Problem —
Write out the data again exactly, skipping every picture.

Dataset entries —
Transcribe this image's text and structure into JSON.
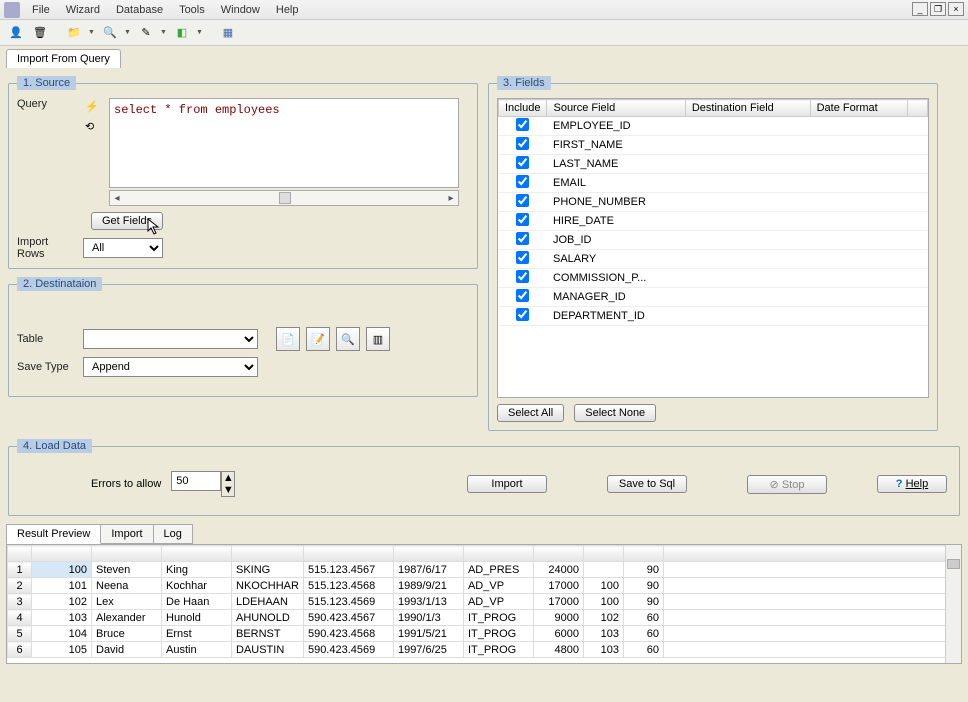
{
  "menus": [
    "File",
    "Wizard",
    "Database",
    "Tools",
    "Window",
    "Help"
  ],
  "tab_title": "Import From Query",
  "source": {
    "legend": "1. Source",
    "query_label": "Query",
    "query_text": "select * from employees",
    "get_fields": "Get Fields",
    "import_rows_label": "Import Rows",
    "import_rows_value": "All"
  },
  "destination": {
    "legend": "2. Destinataion",
    "table_label": "Table",
    "table_value": "",
    "save_type_label": "Save Type",
    "save_type_value": "Append"
  },
  "fields": {
    "legend": "3. Fields",
    "cols": [
      "Include",
      "Source Field",
      "Destination Field",
      "Date Format"
    ],
    "rows": [
      "EMPLOYEE_ID",
      "FIRST_NAME",
      "LAST_NAME",
      "EMAIL",
      "PHONE_NUMBER",
      "HIRE_DATE",
      "JOB_ID",
      "SALARY",
      "COMMISSION_P...",
      "MANAGER_ID",
      "DEPARTMENT_ID"
    ],
    "select_all": "Select All",
    "select_none": "Select None"
  },
  "load": {
    "legend": "4. Load Data",
    "errors_label": "Errors to allow",
    "errors_value": "50",
    "import_btn": "Import",
    "save_sql_btn": "Save to Sql",
    "stop_btn": "Stop",
    "help_btn": "Help"
  },
  "bottom_tabs": [
    "Result Preview",
    "Import",
    "Log"
  ],
  "grid": {
    "rows": [
      [
        "100",
        "Steven",
        "King",
        "SKING",
        "515.123.4567",
        "1987/6/17",
        "AD_PRES",
        "24000",
        "",
        "90"
      ],
      [
        "101",
        "Neena",
        "Kochhar",
        "NKOCHHAR",
        "515.123.4568",
        "1989/9/21",
        "AD_VP",
        "17000",
        "100",
        "90"
      ],
      [
        "102",
        "Lex",
        "De Haan",
        "LDEHAAN",
        "515.123.4569",
        "1993/1/13",
        "AD_VP",
        "17000",
        "100",
        "90"
      ],
      [
        "103",
        "Alexander",
        "Hunold",
        "AHUNOLD",
        "590.423.4567",
        "1990/1/3",
        "IT_PROG",
        "9000",
        "102",
        "60"
      ],
      [
        "104",
        "Bruce",
        "Ernst",
        "BERNST",
        "590.423.4568",
        "1991/5/21",
        "IT_PROG",
        "6000",
        "103",
        "60"
      ],
      [
        "105",
        "David",
        "Austin",
        "DAUSTIN",
        "590.423.4569",
        "1997/6/25",
        "IT_PROG",
        "4800",
        "103",
        "60"
      ]
    ]
  }
}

Exercise output —
Transcribe this image's text and structure into JSON.
{
  "menus": [
    "File",
    "Wizard",
    "Database",
    "Tools",
    "Window",
    "Help"
  ],
  "tab_title": "Import From Query",
  "source": {
    "legend": "1. Source",
    "query_label": "Query",
    "query_text": "select * from employees",
    "get_fields": "Get Fields",
    "import_rows_label": "Import Rows",
    "import_rows_value": "All"
  },
  "destination": {
    "legend": "2. Destinataion",
    "table_label": "Table",
    "table_value": "",
    "save_type_label": "Save Type",
    "save_type_value": "Append"
  },
  "fields": {
    "legend": "3. Fields",
    "cols": [
      "Include",
      "Source Field",
      "Destination Field",
      "Date Format"
    ],
    "rows": [
      "EMPLOYEE_ID",
      "FIRST_NAME",
      "LAST_NAME",
      "EMAIL",
      "PHONE_NUMBER",
      "HIRE_DATE",
      "JOB_ID",
      "SALARY",
      "COMMISSION_P...",
      "MANAGER_ID",
      "DEPARTMENT_ID"
    ],
    "select_all": "Select All",
    "select_none": "Select None"
  },
  "load": {
    "legend": "4. Load Data",
    "errors_label": "Errors to allow",
    "errors_value": "50",
    "import_btn": "Import",
    "save_sql_btn": "Save to Sql",
    "stop_btn": "Stop",
    "help_btn": "Help"
  },
  "bottom_tabs": [
    "Result Preview",
    "Import",
    "Log"
  ],
  "grid": {
    "rows": [
      [
        "100",
        "Steven",
        "King",
        "SKING",
        "515.123.4567",
        "1987/6/17",
        "AD_PRES",
        "24000",
        "",
        "90"
      ],
      [
        "101",
        "Neena",
        "Kochhar",
        "NKOCHHAR",
        "515.123.4568",
        "1989/9/21",
        "AD_VP",
        "17000",
        "100",
        "90"
      ],
      [
        "102",
        "Lex",
        "De Haan",
        "LDEHAAN",
        "515.123.4569",
        "1993/1/13",
        "AD_VP",
        "17000",
        "100",
        "90"
      ],
      [
        "103",
        "Alexander",
        "Hunold",
        "AHUNOLD",
        "590.423.4567",
        "1990/1/3",
        "IT_PROG",
        "9000",
        "102",
        "60"
      ],
      [
        "104",
        "Bruce",
        "Ernst",
        "BERNST",
        "590.423.4568",
        "1991/5/21",
        "IT_PROG",
        "6000",
        "103",
        "60"
      ],
      [
        "105",
        "David",
        "Austin",
        "DAUSTIN",
        "590.423.4569",
        "1997/6/25",
        "IT_PROG",
        "4800",
        "103",
        "60"
      ]
    ]
  }
}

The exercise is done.